_SHORT TASK_
Every entry here needs to be repeated exactly.

Records from a data collection:

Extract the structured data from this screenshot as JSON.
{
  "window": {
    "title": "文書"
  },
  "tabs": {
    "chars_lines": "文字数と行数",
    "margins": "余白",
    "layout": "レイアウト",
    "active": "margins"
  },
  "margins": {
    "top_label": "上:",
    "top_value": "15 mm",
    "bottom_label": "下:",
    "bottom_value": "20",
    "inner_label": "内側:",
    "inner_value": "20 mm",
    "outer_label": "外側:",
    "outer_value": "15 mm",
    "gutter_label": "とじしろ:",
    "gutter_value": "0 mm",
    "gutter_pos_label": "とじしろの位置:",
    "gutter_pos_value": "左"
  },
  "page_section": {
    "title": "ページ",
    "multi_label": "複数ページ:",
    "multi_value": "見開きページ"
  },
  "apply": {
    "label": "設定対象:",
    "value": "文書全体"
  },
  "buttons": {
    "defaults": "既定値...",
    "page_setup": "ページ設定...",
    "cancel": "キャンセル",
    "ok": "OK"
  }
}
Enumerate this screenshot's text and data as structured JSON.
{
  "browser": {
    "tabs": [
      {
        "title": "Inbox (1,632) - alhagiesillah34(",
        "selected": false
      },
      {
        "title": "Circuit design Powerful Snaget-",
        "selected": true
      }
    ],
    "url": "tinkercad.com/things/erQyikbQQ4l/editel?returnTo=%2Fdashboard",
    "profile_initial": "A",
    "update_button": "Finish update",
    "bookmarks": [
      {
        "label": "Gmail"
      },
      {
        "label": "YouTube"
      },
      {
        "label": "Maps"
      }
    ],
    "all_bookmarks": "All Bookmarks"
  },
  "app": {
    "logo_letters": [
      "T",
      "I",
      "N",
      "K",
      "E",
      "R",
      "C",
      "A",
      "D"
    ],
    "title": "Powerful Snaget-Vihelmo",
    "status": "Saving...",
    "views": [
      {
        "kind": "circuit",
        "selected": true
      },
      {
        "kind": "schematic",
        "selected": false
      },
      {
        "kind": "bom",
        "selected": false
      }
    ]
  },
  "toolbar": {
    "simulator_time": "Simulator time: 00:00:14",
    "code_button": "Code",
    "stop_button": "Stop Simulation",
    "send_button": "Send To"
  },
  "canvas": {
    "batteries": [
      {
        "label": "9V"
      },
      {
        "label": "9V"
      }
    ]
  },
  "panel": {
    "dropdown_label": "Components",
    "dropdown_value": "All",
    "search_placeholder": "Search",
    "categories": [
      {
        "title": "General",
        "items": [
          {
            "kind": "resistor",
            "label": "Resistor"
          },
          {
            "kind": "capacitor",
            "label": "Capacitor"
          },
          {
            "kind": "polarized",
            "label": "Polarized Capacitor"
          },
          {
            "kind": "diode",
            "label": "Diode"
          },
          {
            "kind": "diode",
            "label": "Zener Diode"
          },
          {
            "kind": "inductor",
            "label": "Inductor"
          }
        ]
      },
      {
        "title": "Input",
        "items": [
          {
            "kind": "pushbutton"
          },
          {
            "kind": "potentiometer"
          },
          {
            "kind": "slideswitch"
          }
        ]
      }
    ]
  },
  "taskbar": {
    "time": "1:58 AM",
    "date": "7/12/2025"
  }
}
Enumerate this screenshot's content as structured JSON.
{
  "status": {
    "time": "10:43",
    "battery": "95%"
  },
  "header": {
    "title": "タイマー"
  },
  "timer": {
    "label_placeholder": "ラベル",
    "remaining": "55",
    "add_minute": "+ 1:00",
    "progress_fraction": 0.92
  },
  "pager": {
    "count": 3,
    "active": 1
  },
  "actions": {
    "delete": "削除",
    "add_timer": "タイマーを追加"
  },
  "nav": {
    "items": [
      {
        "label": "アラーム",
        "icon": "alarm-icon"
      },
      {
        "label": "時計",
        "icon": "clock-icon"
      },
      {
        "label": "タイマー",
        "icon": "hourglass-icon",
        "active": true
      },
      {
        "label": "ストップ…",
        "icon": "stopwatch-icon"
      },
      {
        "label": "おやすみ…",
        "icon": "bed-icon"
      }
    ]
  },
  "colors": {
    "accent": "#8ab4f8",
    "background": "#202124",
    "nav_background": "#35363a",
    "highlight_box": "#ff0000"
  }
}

_TASK SOLUTION_
Extract the structured data from this screenshot as JSON.
{
  "window": {
    "title": "文書"
  },
  "tabs": {
    "chars_lines": "文字数と行数",
    "margins": "余白",
    "layout": "レイアウト",
    "active": "margins"
  },
  "margins": {
    "top_label": "上:",
    "top_value": "15 mm",
    "bottom_label": "下:",
    "bottom_value": "20",
    "inner_label": "内側:",
    "inner_value": "20 mm",
    "outer_label": "外側:",
    "outer_value": "15 mm",
    "gutter_label": "とじしろ:",
    "gutter_value": "0 mm",
    "gutter_pos_label": "とじしろの位置:",
    "gutter_pos_value": "左"
  },
  "page_section": {
    "title": "ページ",
    "multi_label": "複数ページ:",
    "multi_value": "見開きページ"
  },
  "apply": {
    "label": "設定対象:",
    "value": "文書全体"
  },
  "buttons": {
    "defaults": "既定値...",
    "page_setup": "ページ設定...",
    "cancel": "キャンセル",
    "ok": "OK"
  }
}
Enumerate this screenshot's text and data as structured JSON.
{
  "browser": {
    "tabs": [
      {
        "title": "Inbox (1,632) - alhagiesillah34(",
        "selected": false
      },
      {
        "title": "Circuit design Powerful Snaget-",
        "selected": true
      }
    ],
    "url": "tinkercad.com/things/erQyikbQQ4l/editel?returnTo=%2Fdashboard",
    "profile_initial": "A",
    "update_button": "Finish update",
    "bookmarks": [
      {
        "label": "Gmail"
      },
      {
        "label": "YouTube"
      },
      {
        "label": "Maps"
      }
    ],
    "all_bookmarks": "All Bookmarks"
  },
  "app": {
    "logo_letters": [
      "T",
      "I",
      "N",
      "K",
      "E",
      "R",
      "C",
      "A",
      "D"
    ],
    "title": "Powerful Snaget-Vihelmo",
    "status": "Saving...",
    "views": [
      {
        "kind": "circuit",
        "selected": true
      },
      {
        "kind": "schematic",
        "selected": false
      },
      {
        "kind": "bom",
        "selected": false
      }
    ]
  },
  "toolbar": {
    "simulator_time": "Simulator time: 00:00:14",
    "code_button": "Code",
    "stop_button": "Stop Simulation",
    "send_button": "Send To"
  },
  "canvas": {
    "batteries": [
      {
        "label": "9V"
      },
      {
        "label": "9V"
      }
    ]
  },
  "panel": {
    "dropdown_label": "Components",
    "dropdown_value": "All",
    "search_placeholder": "Search",
    "categories": [
      {
        "title": "General",
        "items": [
          {
            "kind": "resistor",
            "label": "Resistor"
          },
          {
            "kind": "capacitor",
            "label": "Capacitor"
          },
          {
            "kind": "polarized",
            "label": "Polarized Capacitor"
          },
          {
            "kind": "diode",
            "label": "Diode"
          },
          {
            "kind": "diode",
            "label": "Zener Diode"
          },
          {
            "kind": "inductor",
            "label": "Inductor"
          }
        ]
      },
      {
        "title": "Input",
        "items": [
          {
            "kind": "pushbutton"
          },
          {
            "kind": "potentiometer"
          },
          {
            "kind": "slideswitch"
          }
        ]
      }
    ]
  },
  "taskbar": {
    "time": "1:58 AM",
    "date": "7/12/2025"
  }
}
Enumerate this screenshot's content as structured JSON.
{
  "status": {
    "time": "10:43",
    "battery": "95%"
  },
  "header": {
    "title": "タイマー"
  },
  "timer": {
    "label_placeholder": "ラベル",
    "remaining": "55",
    "add_minute": "+ 1:00",
    "progress_fraction": 0.92
  },
  "pager": {
    "count": 3,
    "active": 1
  },
  "actions": {
    "delete": "削除",
    "add_timer": "タイマーを追加"
  },
  "nav": {
    "items": [
      {
        "label": "アラーム",
        "icon": "alarm-icon"
      },
      {
        "label": "時計",
        "icon": "clock-icon"
      },
      {
        "label": "タイマー",
        "icon": "hourglass-icon",
        "active": true
      },
      {
        "label": "ストップ…",
        "icon": "stopwatch-icon"
      },
      {
        "label": "おやすみ…",
        "icon": "bed-icon"
      }
    ]
  },
  "colors": {
    "accent": "#8ab4f8",
    "background": "#202124",
    "nav_background": "#35363a",
    "highlight_box": "#ff0000"
  }
}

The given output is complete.